- [Required work]: Search the listing for the string "JSON" and copy every line that contains it.

- [Material provided]:
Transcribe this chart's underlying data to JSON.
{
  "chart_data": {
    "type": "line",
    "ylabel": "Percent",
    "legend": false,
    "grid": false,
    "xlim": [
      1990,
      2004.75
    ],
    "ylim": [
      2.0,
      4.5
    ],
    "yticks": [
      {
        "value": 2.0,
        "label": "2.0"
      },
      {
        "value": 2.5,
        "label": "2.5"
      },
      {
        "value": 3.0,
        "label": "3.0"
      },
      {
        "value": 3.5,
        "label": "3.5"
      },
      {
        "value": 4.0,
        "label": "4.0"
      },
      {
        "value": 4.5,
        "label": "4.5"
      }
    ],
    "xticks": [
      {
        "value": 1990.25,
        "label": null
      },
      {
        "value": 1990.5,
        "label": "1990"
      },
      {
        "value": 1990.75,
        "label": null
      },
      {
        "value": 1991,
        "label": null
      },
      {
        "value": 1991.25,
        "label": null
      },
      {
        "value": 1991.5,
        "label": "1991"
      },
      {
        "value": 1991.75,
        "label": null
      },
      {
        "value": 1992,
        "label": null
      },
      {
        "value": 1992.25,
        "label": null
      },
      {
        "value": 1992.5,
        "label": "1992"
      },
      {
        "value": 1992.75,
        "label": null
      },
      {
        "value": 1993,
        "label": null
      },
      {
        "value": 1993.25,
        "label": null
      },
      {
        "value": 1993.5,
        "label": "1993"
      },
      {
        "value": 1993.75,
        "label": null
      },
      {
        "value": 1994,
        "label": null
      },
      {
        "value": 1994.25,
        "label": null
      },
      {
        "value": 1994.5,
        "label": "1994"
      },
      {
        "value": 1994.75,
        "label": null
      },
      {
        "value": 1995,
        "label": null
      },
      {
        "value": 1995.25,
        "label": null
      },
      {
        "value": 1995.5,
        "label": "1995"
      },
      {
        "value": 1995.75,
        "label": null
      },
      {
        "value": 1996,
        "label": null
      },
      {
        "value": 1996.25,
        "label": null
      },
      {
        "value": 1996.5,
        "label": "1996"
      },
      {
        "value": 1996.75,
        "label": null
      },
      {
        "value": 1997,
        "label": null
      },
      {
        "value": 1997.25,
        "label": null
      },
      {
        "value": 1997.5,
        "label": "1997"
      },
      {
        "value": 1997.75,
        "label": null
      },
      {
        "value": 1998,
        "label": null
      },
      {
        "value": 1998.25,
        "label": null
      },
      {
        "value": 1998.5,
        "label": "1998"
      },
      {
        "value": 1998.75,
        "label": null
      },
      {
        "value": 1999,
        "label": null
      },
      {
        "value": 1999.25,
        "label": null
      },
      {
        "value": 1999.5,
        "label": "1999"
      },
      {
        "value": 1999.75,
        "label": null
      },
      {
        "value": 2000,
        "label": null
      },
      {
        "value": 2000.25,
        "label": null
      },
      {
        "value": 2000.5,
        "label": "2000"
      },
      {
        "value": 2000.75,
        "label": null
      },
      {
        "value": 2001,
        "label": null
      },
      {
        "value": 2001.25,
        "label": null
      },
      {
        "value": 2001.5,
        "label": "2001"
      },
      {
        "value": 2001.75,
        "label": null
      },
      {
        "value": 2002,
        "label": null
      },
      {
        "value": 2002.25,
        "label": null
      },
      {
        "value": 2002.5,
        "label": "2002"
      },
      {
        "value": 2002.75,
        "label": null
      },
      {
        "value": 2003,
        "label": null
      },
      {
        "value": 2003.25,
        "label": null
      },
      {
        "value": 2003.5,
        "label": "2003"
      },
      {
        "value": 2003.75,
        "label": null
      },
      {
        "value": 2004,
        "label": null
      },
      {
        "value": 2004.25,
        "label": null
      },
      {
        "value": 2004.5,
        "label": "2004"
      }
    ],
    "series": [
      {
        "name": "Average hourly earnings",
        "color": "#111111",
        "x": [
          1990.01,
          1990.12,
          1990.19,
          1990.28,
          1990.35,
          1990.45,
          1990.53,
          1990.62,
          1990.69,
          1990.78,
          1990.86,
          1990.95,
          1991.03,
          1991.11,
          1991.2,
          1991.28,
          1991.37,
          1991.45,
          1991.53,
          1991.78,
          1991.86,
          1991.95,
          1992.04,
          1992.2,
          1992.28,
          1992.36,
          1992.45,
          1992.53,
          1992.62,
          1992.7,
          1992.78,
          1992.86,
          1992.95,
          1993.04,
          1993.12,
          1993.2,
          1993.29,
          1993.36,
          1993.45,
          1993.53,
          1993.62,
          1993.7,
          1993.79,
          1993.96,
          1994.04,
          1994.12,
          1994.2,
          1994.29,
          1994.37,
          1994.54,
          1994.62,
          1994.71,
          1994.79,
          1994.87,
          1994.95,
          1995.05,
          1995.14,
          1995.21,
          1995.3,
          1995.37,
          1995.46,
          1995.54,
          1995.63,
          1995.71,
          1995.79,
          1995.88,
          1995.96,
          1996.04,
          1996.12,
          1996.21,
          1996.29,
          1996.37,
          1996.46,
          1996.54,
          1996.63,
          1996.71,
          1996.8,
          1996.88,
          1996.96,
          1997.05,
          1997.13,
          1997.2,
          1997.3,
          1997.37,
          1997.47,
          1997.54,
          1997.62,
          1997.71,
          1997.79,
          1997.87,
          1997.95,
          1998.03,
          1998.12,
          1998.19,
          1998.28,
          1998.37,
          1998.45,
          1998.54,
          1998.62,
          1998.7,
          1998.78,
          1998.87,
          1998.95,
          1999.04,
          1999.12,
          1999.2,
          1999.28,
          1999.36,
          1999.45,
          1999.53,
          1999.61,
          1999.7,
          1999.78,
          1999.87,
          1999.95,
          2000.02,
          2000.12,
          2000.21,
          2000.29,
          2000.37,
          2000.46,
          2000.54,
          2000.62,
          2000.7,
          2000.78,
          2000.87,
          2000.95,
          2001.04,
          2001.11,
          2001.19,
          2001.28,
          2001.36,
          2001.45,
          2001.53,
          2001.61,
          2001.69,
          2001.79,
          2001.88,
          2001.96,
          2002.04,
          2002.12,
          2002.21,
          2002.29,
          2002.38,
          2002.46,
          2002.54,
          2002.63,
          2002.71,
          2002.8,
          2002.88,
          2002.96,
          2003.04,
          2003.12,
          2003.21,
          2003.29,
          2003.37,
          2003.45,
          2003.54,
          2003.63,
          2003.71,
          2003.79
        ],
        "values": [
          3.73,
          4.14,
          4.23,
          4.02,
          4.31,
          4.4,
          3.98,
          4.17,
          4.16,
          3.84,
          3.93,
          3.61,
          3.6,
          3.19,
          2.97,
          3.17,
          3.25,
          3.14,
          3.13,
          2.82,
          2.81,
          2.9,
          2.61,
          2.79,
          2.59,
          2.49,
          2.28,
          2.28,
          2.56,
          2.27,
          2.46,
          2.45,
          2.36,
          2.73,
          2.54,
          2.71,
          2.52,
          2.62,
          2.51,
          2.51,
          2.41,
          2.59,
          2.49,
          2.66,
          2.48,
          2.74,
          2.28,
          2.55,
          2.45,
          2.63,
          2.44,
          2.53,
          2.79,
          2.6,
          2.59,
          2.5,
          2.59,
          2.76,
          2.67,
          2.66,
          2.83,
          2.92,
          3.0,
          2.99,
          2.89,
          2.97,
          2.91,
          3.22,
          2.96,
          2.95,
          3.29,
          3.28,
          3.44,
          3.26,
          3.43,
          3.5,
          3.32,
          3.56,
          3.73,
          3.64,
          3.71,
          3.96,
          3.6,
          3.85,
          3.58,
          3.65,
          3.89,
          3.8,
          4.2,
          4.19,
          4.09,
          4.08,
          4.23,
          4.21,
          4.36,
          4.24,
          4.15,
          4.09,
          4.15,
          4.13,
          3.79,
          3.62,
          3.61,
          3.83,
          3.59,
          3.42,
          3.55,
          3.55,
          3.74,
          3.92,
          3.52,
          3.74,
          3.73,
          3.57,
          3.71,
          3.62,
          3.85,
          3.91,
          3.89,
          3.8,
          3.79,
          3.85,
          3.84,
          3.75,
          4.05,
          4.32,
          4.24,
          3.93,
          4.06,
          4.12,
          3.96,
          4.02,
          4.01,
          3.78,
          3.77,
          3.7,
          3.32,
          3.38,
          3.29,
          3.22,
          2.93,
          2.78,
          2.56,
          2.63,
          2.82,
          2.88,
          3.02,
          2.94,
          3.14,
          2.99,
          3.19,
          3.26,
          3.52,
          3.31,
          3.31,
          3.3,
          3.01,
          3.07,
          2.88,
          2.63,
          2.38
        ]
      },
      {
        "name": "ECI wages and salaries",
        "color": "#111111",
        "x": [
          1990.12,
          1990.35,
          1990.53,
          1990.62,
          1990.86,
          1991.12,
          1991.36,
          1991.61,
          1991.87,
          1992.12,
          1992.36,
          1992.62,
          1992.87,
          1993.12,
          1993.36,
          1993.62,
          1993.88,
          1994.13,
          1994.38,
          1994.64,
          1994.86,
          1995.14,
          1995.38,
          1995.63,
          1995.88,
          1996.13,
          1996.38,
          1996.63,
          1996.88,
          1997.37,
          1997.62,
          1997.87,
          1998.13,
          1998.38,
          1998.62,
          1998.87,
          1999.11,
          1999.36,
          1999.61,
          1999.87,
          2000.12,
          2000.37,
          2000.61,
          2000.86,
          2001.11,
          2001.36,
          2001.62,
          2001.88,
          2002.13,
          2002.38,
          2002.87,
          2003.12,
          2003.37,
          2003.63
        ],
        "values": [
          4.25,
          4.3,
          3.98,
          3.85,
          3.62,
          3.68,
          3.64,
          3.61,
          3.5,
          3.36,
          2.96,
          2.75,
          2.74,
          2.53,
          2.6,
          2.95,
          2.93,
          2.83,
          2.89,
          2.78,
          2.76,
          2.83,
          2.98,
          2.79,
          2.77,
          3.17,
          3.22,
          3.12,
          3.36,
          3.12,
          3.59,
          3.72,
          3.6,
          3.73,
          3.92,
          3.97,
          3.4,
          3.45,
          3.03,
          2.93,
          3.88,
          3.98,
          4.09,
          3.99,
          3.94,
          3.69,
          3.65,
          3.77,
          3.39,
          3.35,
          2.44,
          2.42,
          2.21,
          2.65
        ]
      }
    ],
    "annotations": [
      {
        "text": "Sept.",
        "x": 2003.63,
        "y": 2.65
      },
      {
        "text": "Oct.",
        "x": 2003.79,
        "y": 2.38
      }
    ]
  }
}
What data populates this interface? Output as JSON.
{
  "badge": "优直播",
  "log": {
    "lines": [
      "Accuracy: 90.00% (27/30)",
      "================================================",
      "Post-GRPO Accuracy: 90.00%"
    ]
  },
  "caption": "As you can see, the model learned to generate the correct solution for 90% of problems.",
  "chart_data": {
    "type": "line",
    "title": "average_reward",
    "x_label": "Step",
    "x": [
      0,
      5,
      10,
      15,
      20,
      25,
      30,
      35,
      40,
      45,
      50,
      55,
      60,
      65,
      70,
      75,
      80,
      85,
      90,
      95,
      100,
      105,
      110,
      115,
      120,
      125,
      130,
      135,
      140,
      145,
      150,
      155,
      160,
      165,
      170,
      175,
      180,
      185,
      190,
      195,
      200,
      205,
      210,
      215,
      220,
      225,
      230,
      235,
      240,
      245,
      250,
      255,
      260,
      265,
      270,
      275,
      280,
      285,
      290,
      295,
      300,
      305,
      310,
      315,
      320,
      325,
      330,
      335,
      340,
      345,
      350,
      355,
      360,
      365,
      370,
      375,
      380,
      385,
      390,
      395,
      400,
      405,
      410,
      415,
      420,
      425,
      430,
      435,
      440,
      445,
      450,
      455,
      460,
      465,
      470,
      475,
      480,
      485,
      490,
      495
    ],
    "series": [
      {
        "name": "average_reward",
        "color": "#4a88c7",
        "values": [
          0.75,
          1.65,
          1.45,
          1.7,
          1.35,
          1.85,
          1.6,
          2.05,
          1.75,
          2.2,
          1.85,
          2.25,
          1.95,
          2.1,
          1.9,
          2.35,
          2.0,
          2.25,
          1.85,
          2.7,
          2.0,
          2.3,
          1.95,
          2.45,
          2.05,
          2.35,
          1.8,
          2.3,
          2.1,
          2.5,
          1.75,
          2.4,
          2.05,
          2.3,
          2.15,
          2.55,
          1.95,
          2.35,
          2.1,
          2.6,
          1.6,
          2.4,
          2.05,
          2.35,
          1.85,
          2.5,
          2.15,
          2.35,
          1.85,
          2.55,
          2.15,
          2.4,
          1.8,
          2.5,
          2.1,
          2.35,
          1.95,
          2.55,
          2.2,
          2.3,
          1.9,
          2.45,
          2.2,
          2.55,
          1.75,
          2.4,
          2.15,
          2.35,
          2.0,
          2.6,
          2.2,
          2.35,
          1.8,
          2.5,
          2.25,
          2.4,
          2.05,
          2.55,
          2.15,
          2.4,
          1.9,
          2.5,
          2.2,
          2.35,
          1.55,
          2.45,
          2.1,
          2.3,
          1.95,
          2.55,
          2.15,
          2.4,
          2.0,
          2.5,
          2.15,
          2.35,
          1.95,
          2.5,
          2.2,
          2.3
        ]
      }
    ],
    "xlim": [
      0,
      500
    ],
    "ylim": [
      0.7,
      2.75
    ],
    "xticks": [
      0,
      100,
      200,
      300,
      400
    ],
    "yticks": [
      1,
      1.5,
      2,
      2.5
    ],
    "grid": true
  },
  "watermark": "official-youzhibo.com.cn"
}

- [Complete output]:
Transcribe this chart's underlying data to JSON.
What data populates this interface? Output as JSON.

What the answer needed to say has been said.